> Exercise objective: Select each line where the word "that" appears.

═════ Supplied data ═════

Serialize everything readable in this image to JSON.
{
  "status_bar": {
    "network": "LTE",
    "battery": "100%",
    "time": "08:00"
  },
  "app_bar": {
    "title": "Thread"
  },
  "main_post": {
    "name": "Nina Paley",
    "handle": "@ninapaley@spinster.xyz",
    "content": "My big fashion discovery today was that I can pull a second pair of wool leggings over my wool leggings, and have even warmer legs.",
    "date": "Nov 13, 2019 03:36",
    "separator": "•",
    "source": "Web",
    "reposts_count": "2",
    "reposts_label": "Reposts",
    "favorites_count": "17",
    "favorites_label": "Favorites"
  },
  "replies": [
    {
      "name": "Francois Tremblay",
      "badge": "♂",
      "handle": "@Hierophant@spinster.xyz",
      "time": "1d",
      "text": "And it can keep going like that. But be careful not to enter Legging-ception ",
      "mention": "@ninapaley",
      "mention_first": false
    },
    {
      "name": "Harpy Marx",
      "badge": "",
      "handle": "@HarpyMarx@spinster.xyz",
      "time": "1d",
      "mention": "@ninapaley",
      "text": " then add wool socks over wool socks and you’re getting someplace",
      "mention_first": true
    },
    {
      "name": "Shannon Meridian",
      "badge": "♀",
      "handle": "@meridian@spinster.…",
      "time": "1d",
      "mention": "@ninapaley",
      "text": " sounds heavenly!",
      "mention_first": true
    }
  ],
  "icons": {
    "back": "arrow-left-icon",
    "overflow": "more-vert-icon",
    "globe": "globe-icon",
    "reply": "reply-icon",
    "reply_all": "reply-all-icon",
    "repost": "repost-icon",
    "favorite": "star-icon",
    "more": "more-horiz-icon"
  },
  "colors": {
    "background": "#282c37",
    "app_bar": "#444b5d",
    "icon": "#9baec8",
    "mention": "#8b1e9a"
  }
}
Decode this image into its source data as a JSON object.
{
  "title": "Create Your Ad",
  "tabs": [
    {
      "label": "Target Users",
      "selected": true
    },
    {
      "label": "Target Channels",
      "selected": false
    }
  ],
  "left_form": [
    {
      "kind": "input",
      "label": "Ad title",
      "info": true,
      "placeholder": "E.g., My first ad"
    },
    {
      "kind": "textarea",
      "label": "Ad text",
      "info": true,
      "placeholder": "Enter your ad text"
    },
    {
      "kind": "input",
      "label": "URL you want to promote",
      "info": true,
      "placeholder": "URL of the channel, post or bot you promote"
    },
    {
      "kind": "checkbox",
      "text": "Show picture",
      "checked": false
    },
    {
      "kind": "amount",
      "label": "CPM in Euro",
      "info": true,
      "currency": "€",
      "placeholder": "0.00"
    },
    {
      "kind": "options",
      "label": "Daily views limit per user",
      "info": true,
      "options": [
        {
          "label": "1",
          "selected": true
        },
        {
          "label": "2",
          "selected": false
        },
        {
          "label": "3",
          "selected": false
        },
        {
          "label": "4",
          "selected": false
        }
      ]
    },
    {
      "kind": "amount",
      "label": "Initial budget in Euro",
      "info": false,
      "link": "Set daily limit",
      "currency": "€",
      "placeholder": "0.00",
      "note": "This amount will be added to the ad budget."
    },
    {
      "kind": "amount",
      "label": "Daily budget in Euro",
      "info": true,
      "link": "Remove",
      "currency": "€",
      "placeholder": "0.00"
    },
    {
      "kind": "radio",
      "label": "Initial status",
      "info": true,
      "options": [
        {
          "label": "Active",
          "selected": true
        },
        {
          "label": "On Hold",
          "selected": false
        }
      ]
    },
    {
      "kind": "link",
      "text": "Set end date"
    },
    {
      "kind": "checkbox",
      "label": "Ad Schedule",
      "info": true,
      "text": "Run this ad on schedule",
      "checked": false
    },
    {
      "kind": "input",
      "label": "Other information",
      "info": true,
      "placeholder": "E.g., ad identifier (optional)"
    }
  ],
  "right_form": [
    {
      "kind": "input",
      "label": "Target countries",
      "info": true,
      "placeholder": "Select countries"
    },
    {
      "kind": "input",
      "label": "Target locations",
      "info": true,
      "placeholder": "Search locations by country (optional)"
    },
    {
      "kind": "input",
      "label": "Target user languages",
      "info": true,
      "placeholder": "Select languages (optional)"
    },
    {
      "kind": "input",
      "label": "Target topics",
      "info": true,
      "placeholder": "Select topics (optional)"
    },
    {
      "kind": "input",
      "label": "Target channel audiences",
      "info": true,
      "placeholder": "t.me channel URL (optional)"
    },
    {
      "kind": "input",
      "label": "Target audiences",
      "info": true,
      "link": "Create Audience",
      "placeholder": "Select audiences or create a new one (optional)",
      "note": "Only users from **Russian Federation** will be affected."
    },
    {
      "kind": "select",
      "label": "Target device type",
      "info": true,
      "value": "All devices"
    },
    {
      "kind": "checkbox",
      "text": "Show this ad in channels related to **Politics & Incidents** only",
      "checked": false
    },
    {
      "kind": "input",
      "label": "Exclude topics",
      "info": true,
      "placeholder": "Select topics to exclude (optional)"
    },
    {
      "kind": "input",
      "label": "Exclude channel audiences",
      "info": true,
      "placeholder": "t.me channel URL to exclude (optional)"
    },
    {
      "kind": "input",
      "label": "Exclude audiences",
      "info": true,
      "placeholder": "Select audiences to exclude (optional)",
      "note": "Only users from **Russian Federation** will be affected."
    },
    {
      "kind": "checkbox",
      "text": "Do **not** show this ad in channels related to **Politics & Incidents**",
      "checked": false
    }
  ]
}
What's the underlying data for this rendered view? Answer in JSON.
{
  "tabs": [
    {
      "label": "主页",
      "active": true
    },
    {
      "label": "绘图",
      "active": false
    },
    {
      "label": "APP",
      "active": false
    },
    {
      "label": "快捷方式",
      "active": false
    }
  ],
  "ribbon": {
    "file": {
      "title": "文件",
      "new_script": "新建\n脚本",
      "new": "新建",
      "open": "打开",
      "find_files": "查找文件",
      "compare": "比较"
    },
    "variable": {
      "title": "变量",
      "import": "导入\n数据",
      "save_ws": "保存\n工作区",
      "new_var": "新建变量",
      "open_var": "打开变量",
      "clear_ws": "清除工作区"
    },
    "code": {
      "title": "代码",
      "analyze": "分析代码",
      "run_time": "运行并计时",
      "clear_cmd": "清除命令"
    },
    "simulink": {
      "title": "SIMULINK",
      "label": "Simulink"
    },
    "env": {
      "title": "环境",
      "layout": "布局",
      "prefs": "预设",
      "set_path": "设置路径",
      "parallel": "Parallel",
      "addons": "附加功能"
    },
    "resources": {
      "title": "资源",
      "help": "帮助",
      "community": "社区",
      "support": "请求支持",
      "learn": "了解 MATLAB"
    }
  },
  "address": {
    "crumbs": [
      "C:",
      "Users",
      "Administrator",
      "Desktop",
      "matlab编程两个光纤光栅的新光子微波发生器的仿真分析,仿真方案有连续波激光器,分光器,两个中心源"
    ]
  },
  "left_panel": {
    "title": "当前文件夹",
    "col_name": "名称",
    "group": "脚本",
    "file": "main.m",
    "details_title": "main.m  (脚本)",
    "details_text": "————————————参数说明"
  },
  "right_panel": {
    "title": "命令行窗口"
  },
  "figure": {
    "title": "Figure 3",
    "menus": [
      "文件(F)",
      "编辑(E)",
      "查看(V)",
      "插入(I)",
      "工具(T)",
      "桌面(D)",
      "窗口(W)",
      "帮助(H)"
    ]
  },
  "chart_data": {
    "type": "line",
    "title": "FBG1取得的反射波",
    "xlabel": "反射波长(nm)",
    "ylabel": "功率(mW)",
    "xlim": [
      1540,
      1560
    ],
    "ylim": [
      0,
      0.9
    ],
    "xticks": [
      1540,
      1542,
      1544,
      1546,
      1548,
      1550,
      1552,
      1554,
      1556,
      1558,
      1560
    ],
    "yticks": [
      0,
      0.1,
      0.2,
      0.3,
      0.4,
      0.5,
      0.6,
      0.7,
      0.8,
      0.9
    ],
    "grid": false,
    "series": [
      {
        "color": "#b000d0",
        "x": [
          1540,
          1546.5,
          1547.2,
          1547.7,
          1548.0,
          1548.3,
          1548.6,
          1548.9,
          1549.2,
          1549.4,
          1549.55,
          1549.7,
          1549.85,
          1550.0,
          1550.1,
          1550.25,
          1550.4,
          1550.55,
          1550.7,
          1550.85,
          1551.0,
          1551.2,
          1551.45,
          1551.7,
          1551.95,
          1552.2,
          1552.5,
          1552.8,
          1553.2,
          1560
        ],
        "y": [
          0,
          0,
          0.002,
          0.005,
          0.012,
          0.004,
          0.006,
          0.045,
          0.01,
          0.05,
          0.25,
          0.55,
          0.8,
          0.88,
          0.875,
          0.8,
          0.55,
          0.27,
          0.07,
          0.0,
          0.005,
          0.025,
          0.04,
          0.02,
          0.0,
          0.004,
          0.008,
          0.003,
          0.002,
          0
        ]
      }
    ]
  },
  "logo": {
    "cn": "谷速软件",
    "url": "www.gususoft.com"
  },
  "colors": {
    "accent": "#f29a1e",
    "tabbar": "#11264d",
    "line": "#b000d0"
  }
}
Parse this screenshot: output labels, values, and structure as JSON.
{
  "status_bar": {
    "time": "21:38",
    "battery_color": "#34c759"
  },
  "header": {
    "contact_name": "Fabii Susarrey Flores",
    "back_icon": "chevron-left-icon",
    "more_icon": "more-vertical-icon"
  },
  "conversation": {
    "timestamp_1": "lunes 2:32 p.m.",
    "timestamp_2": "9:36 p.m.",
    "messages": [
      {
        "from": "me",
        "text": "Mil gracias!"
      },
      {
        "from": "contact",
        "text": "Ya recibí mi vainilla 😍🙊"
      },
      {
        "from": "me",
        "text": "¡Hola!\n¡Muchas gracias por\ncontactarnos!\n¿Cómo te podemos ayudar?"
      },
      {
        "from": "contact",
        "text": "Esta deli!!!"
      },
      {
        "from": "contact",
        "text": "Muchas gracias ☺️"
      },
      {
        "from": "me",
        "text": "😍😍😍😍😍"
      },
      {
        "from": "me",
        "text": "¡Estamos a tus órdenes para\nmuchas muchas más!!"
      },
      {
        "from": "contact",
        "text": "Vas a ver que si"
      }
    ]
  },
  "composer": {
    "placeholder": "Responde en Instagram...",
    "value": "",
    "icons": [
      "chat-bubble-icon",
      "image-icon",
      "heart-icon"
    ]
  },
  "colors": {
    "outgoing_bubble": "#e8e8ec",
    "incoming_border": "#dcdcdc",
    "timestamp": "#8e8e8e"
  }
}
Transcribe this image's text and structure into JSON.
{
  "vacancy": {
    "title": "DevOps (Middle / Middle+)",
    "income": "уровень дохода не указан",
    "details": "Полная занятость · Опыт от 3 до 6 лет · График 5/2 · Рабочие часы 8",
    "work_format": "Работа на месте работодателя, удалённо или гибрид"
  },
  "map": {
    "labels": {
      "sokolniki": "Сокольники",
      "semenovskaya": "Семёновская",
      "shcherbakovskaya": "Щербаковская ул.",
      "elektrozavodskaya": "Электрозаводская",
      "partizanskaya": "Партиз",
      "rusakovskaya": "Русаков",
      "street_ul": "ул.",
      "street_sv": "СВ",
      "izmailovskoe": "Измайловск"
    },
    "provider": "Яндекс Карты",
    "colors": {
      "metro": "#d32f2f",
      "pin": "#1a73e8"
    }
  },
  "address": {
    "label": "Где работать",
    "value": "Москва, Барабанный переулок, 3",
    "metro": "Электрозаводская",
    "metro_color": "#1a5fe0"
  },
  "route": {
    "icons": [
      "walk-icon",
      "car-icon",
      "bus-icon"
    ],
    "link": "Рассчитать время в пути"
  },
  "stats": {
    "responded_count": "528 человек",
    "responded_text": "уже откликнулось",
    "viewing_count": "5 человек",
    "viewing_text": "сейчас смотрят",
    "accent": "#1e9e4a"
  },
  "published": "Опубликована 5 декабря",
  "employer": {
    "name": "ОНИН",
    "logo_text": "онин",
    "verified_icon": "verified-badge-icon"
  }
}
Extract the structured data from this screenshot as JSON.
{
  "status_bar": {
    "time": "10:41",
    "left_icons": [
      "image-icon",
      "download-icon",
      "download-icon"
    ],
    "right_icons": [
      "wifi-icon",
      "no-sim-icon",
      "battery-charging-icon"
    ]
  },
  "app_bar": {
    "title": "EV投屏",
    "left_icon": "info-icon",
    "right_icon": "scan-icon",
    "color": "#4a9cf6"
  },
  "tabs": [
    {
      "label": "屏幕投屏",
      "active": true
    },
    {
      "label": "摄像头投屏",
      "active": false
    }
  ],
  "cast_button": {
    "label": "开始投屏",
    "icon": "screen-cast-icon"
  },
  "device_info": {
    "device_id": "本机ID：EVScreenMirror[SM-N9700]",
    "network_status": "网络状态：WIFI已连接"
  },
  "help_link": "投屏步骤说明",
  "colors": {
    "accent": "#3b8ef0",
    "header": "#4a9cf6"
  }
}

═════

> Task solution:
    "content": "My big fashion discovery today was that I can pull a second pair of wool leggings over my wool leggings, and have even warmer legs.",
      "text": "And it can keep going like that. But be careful not to enter Legging-ception ",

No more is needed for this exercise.